Task to complete: Look through the data below and report how many lines include "Podemos". Only the number should be given.
┏━━
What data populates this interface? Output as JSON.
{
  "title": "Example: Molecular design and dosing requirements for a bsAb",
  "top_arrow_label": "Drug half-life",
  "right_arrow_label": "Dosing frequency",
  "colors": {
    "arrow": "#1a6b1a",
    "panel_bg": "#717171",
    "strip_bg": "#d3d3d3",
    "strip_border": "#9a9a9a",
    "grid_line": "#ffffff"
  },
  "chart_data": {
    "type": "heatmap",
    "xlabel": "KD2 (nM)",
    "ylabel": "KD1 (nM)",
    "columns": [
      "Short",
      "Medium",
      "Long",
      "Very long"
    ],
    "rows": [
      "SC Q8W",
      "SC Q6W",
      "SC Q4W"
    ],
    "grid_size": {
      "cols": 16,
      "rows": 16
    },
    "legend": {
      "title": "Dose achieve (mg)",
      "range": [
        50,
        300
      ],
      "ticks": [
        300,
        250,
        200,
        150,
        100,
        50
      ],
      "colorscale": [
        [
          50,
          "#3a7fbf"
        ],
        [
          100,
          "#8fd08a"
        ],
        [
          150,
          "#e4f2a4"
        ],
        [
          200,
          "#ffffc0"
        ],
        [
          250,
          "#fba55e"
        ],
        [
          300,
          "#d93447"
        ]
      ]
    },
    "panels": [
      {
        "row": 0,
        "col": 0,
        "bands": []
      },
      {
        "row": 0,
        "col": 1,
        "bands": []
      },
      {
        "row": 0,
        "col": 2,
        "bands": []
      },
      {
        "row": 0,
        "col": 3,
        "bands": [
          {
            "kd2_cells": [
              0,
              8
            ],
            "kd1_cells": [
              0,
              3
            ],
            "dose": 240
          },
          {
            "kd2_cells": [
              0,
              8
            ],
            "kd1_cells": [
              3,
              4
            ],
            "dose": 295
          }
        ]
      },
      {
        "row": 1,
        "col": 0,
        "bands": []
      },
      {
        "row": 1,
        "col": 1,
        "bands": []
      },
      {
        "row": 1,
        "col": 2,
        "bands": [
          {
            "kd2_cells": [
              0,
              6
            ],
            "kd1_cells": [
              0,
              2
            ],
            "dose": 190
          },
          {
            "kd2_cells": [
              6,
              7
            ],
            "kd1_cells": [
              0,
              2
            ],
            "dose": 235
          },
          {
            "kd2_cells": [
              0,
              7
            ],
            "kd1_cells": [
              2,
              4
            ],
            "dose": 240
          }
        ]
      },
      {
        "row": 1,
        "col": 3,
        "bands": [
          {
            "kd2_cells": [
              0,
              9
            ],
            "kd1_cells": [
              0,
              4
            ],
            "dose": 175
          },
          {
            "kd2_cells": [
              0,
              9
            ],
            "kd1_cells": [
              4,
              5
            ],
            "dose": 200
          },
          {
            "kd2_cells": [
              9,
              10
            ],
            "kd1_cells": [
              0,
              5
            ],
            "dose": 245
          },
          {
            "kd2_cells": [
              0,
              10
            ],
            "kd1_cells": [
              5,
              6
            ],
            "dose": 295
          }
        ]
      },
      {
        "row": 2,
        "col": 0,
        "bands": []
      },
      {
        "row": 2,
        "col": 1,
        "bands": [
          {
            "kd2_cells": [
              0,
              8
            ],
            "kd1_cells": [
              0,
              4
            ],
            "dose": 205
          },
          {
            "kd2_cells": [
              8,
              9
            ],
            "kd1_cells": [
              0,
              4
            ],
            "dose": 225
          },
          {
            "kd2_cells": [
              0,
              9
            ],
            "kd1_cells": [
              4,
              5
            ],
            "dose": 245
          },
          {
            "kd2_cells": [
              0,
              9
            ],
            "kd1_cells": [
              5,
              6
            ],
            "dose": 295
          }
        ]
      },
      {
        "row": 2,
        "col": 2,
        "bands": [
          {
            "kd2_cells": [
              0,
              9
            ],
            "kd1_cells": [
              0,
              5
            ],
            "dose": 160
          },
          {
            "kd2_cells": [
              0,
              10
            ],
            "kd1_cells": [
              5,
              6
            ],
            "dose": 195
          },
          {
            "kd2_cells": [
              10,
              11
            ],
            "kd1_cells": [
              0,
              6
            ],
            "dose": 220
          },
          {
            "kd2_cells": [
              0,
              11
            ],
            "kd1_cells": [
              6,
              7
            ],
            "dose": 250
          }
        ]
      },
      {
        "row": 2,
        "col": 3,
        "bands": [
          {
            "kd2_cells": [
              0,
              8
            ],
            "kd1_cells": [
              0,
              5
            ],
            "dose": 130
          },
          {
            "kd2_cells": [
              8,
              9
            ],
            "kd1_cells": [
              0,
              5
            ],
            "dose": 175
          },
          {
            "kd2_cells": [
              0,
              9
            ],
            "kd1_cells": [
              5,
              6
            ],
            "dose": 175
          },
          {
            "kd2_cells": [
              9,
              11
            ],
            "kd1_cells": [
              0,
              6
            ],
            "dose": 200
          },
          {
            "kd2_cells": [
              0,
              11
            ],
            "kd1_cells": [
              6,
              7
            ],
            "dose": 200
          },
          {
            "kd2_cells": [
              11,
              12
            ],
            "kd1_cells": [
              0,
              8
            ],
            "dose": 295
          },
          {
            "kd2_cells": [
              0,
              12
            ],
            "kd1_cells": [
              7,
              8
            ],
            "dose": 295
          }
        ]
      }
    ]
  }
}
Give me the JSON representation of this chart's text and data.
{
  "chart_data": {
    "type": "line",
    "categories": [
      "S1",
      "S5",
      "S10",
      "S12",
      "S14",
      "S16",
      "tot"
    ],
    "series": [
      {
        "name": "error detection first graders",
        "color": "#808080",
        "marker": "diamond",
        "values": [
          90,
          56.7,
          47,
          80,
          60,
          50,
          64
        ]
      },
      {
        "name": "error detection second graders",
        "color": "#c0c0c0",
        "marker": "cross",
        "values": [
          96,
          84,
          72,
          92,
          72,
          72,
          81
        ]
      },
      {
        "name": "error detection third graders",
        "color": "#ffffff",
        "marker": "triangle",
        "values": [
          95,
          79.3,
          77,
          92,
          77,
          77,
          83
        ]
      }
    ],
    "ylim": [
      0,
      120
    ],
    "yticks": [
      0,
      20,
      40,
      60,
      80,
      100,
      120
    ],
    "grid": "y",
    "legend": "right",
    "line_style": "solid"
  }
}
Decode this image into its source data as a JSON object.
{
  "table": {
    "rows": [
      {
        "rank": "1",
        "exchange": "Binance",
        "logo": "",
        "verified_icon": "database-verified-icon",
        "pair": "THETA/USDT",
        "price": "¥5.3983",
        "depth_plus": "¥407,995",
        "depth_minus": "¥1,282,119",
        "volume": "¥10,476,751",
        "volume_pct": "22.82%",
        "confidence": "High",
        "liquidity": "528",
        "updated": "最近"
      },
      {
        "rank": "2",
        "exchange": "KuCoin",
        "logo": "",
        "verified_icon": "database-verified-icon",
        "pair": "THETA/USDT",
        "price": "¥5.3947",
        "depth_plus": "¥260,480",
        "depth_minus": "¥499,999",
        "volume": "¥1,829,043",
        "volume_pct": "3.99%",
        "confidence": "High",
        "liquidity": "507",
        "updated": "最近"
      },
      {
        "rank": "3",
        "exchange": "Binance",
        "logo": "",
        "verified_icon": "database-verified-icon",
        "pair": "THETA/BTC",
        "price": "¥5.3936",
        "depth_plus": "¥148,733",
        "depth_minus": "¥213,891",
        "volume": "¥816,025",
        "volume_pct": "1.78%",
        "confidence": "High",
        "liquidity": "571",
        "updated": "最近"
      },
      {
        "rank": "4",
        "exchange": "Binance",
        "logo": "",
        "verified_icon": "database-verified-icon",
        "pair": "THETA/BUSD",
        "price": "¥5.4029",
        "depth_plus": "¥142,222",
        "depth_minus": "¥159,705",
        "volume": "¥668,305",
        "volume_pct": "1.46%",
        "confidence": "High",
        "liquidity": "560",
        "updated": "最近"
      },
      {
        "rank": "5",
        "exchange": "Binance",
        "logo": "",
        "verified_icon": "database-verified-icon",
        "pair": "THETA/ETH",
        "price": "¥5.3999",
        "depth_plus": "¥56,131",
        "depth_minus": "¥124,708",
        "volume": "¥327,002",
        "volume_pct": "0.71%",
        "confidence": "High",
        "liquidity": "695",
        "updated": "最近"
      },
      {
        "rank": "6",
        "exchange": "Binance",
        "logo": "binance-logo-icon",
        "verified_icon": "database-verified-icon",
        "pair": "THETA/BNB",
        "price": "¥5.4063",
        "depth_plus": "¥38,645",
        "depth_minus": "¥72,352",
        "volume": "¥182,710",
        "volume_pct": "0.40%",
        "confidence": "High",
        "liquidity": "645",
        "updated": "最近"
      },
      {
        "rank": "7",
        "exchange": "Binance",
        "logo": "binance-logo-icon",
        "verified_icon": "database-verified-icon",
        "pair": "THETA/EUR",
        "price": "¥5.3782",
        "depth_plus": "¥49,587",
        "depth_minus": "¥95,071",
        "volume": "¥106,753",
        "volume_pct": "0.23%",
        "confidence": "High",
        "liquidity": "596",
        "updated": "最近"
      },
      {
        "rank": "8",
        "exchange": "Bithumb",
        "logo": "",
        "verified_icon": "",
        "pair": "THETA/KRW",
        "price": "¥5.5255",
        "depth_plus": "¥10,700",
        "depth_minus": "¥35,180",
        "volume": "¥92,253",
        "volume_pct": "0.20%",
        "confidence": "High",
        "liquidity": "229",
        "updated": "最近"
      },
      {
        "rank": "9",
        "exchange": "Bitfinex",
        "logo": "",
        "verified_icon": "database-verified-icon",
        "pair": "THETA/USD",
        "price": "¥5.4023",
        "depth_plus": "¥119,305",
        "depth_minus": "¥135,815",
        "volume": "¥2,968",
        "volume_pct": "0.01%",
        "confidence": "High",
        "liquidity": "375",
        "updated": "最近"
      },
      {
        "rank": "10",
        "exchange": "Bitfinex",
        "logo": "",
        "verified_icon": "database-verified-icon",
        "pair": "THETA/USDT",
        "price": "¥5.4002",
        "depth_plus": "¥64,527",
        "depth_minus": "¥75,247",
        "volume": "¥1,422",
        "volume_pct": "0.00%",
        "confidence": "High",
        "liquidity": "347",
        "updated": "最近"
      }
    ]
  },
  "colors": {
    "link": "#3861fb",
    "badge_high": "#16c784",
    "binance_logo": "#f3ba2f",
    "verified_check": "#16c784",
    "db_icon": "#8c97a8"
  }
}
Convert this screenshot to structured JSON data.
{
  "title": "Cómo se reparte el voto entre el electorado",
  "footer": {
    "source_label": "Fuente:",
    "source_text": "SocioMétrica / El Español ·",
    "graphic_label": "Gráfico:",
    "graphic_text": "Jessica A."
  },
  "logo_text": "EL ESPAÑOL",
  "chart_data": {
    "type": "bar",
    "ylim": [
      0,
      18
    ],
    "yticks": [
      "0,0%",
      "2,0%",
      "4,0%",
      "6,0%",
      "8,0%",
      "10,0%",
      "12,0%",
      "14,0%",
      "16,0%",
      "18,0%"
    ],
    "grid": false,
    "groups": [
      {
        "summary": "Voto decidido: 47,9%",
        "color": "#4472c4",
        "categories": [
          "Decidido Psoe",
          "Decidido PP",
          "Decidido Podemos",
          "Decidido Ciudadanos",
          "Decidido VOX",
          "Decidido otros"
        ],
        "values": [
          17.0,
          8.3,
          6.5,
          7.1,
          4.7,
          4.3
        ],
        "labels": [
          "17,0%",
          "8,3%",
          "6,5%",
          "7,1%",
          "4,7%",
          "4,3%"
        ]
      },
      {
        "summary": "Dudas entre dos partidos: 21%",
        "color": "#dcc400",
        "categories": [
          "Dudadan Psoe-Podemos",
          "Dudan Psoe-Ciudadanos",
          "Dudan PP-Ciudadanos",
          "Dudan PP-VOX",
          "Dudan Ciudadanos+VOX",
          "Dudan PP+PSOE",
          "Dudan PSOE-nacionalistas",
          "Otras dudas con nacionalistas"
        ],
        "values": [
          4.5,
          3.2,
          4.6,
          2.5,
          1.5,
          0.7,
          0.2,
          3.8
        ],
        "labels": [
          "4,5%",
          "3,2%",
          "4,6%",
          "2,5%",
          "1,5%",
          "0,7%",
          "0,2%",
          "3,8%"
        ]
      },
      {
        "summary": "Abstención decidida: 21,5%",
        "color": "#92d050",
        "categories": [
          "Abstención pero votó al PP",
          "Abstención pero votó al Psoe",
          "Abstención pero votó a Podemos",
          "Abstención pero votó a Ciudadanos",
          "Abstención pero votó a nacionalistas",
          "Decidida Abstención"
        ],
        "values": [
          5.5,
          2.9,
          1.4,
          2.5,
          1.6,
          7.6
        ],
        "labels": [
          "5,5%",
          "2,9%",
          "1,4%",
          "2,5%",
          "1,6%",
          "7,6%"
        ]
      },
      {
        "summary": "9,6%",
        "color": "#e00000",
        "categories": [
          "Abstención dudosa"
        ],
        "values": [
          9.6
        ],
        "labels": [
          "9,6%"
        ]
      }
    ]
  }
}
┗━━
Full answer: 3